EXERCISE DIRECTIONS:
Turn the lines of the data below into a numbered list, skipping blank lines and leaving out the pictures.

(Element location data)

----

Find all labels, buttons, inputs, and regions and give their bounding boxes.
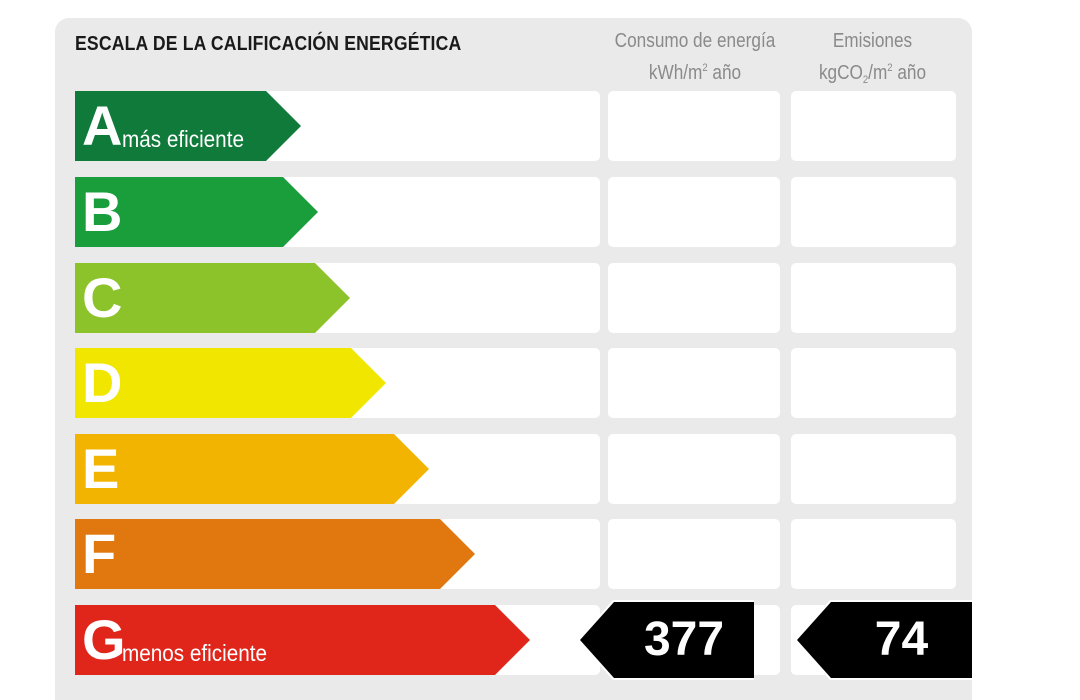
energy-cell	[608, 263, 780, 333]
emissions-cell	[791, 91, 956, 161]
rating-letter: D	[82, 351, 123, 414]
rating-letter: C	[82, 266, 123, 329]
energy-value-tag: 377	[580, 602, 754, 678]
rating-letter: G	[82, 608, 126, 671]
rating-letter: B	[82, 180, 123, 243]
rating-description: más eficiente	[122, 126, 244, 152]
rating-letter: A	[82, 94, 123, 157]
energy-cell	[608, 434, 780, 504]
emissions-cell	[791, 263, 956, 333]
energy-column-header: Consumo de energía kWh/m2 año	[613, 28, 776, 87]
emissions-column-unit: kgCO2/m2 año	[818, 62, 927, 86]
energy-cell	[608, 519, 780, 589]
emissions-value: 74	[874, 613, 929, 666]
energy-column-title: Consumo de energía	[614, 30, 776, 52]
energy-value: 377	[643, 613, 725, 666]
energy-cell	[608, 348, 780, 418]
rating-arrow-f: F	[75, 519, 475, 589]
emissions-column-header: Emisiones kgCO2/m2 año	[797, 28, 948, 94]
label-title: ESCALA DE LA CALIFICACIÓN ENERGÉTICA	[75, 33, 462, 55]
emissions-cell	[791, 519, 956, 589]
rating-letter: E	[82, 437, 120, 500]
rating-letter: F	[82, 522, 117, 585]
energy-column-unit: kWh/m2 año	[648, 62, 742, 84]
emissions-column-title: Emisiones	[832, 30, 913, 52]
rating-arrow-e: E	[75, 434, 429, 504]
rating-arrow-b: B	[75, 177, 318, 247]
rating-arrow-c: C	[75, 263, 350, 333]
emissions-cell	[791, 177, 956, 247]
energy-cell	[608, 177, 780, 247]
emissions-value-tag: 74	[797, 602, 972, 678]
emissions-cell	[791, 348, 956, 418]
energy-cell	[608, 91, 780, 161]
rating-arrow-d: D	[75, 348, 386, 418]
rating-description: menos eficiente	[122, 640, 267, 666]
emissions-cell	[791, 434, 956, 504]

----

ANSWER IN FULL:
1. Find all labels, buttons, inputs, and regions and give their bounding boxes.
2. energy-cell	[608, 263, 780, 333]
3. emissions-cell	[791, 91, 956, 161]
4. rating-letter: D	[82, 351, 123, 414]
5. rating-letter: C	[82, 266, 123, 329]
6. energy-value-tag: 377	[580, 602, 754, 678]
7. rating-letter: G	[82, 608, 126, 671]
8. rating-letter: B	[82, 180, 123, 243]
9. rating-description: más eficiente	[122, 126, 244, 152]
10. rating-letter: A	[82, 94, 123, 157]
11. energy-cell	[608, 434, 780, 504]
12. emissions-cell	[791, 263, 956, 333]
13. energy-column-header: Consumo de energía kWh/m2 año	[613, 28, 776, 87]
14. emissions-column-unit: kgCO2/m2 año	[818, 62, 927, 86]
15. energy-cell	[608, 519, 780, 589]
16. emissions-value: 74	[874, 613, 929, 666]
17. energy-column-title: Consumo de energía	[614, 30, 776, 52]
18. energy-value: 377	[643, 613, 725, 666]
19. energy-cell	[608, 348, 780, 418]
20. rating-arrow-f: F	[75, 519, 475, 589]
21. emissions-column-header: Emisiones kgCO2/m2 año	[797, 28, 948, 94]
22. label-title: ESCALA DE LA CALIFICACIÓN ENERGÉTICA	[75, 33, 462, 55]
23. emissions-cell	[791, 519, 956, 589]
24. rating-letter: E	[82, 437, 120, 500]
25. rating-letter: F	[82, 522, 117, 585]
26. energy-column-unit: kWh/m2 año	[648, 62, 742, 84]
27. emissions-column-title: Emisiones	[832, 30, 913, 52]
28. rating-arrow-e: E	[75, 434, 429, 504]
29. rating-arrow-b: B	[75, 177, 318, 247]
30. rating-arrow-c: C	[75, 263, 350, 333]
31. emissions-cell	[791, 177, 956, 247]
32. energy-cell	[608, 177, 780, 247]
33. emissions-value-tag: 74	[797, 602, 972, 678]
34. emissions-cell	[791, 348, 956, 418]
35. energy-cell	[608, 91, 780, 161]
36. rating-arrow-d: D	[75, 348, 386, 418]
37. rating-description: menos eficiente	[122, 640, 267, 666]
38. emissions-cell	[791, 434, 956, 504]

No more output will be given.